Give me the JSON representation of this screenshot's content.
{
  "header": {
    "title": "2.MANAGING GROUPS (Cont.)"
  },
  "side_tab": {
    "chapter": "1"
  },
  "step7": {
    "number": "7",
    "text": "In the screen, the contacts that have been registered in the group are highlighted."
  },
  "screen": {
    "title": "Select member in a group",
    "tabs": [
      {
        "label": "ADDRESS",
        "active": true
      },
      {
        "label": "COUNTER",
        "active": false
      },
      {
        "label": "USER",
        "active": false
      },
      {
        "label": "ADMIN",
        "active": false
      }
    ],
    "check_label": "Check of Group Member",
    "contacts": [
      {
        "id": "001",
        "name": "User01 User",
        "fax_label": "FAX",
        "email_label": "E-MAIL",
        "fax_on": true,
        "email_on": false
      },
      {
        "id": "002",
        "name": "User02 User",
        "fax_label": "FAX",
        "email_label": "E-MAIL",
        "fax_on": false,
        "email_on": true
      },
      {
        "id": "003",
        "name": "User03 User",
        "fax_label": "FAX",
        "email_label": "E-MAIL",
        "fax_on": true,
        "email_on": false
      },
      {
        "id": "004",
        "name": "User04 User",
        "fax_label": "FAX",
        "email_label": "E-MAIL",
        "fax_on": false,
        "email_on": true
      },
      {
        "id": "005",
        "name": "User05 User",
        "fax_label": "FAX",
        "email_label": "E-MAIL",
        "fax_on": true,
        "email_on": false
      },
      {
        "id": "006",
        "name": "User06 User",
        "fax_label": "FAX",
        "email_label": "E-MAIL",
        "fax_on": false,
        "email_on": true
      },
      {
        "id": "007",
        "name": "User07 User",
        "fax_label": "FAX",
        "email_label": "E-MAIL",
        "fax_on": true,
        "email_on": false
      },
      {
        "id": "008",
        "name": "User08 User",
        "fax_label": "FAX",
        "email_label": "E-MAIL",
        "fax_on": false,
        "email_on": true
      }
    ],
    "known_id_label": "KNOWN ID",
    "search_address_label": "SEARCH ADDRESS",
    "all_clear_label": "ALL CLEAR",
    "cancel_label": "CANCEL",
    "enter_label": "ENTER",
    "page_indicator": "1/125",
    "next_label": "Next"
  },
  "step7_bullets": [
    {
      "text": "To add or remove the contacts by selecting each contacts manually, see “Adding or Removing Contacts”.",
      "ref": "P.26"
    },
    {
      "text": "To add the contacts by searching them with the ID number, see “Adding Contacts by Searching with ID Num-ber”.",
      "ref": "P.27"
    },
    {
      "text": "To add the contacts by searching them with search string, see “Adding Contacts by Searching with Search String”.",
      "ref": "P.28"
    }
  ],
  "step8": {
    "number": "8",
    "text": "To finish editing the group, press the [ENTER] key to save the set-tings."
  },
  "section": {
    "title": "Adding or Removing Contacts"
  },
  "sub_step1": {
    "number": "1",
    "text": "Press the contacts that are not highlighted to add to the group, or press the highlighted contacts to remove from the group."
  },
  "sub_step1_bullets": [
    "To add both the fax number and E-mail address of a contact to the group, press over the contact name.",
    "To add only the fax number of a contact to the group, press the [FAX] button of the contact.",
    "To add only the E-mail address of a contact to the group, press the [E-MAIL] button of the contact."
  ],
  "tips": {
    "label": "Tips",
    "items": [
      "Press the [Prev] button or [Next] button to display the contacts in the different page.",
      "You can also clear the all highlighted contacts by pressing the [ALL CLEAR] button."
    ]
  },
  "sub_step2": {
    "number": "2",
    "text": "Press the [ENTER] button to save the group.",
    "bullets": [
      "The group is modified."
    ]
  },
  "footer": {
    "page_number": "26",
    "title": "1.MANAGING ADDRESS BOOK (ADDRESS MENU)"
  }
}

*****

## Exercise description
Take the entries and copy them out exactly.

## Final result
Give me the JSON representation of this screenshot's content.
{
  "header": {
    "title": "2.MANAGING GROUPS (Cont.)"
  },
  "side_tab": {
    "chapter": "1"
  },
  "step7": {
    "number": "7",
    "text": "In the screen, the contacts that have been registered in the group are highlighted."
  },
  "screen": {
    "title": "Select member in a group",
    "tabs": [
      {
        "label": "ADDRESS",
        "active": true
      },
      {
        "label": "COUNTER",
        "active": false
      },
      {
        "label": "USER",
        "active": false
      },
      {
        "label": "ADMIN",
        "active": false
      }
    ],
    "check_label": "Check of Group Member",
    "contacts": [
      {
        "id": "001",
        "name": "User01 User",
        "fax_label": "FAX",
        "email_label": "E-MAIL",
        "fax_on": true,
        "email_on": false
      },
      {
        "id": "002",
        "name": "User02 User",
        "fax_label": "FAX",
        "email_label": "E-MAIL",
        "fax_on": false,
        "email_on": true
      },
      {
        "id": "003",
        "name": "User03 User",
        "fax_label": "FAX",
        "email_label": "E-MAIL",
        "fax_on": true,
        "email_on": false
      },
      {
        "id": "004",
        "name": "User04 User",
        "fax_label": "FAX",
        "email_label": "E-MAIL",
        "fax_on": false,
        "email_on": true
      },
      {
        "id": "005",
        "name": "User05 User",
        "fax_label": "FAX",
        "email_label": "E-MAIL",
        "fax_on": true,
        "email_on": false
      },
      {
        "id": "006",
        "name": "User06 User",
        "fax_label": "FAX",
        "email_label": "E-MAIL",
        "fax_on": false,
        "email_on": true
      },
      {
        "id": "007",
        "name": "User07 User",
        "fax_label": "FAX",
        "email_label": "E-MAIL",
        "fax_on": true,
        "email_on": false
      },
      {
        "id": "008",
        "name": "User08 User",
        "fax_label": "FAX",
        "email_label": "E-MAIL",
        "fax_on": false,
        "email_on": true
      }
    ],
    "known_id_label": "KNOWN ID",
    "search_address_label": "SEARCH ADDRESS",
    "all_clear_label": "ALL CLEAR",
    "cancel_label": "CANCEL",
    "enter_label": "ENTER",
    "page_indicator": "1/125",
    "next_label": "Next"
  },
  "step7_bullets": [
    {
      "text": "To add or remove the contacts by selecting each contacts manually, see “Adding or Removing Contacts”.",
      "ref": "P.26"
    },
    {
      "text": "To add the contacts by searching them with the ID number, see “Adding Contacts by Searching with ID Num-ber”.",
      "ref": "P.27"
    },
    {
      "text": "To add the contacts by searching them with search string, see “Adding Contacts by Searching with Search String”.",
      "ref": "P.28"
    }
  ],
  "step8": {
    "number": "8",
    "text": "To finish editing the group, press the [ENTER] key to save the set-tings."
  },
  "section": {
    "title": "Adding or Removing Contacts"
  },
  "sub_step1": {
    "number": "1",
    "text": "Press the contacts that are not highlighted to add to the group, or press the highlighted contacts to remove from the group."
  },
  "sub_step1_bullets": [
    "To add both the fax number and E-mail address of a contact to the group, press over the contact name.",
    "To add only the fax number of a contact to the group, press the [FAX] button of the contact.",
    "To add only the E-mail address of a contact to the group, press the [E-MAIL] button of the contact."
  ],
  "tips": {
    "label": "Tips",
    "items": [
      "Press the [Prev] button or [Next] button to display the contacts in the different page.",
      "You can also clear the all highlighted contacts by pressing the [ALL CLEAR] button."
    ]
  },
  "sub_step2": {
    "number": "2",
    "text": "Press the [ENTER] button to save the group.",
    "bullets": [
      "The group is modified."
    ]
  },
  "footer": {
    "page_number": "26",
    "title": "1.MANAGING ADDRESS BOOK (ADDRESS MENU)"
  }
}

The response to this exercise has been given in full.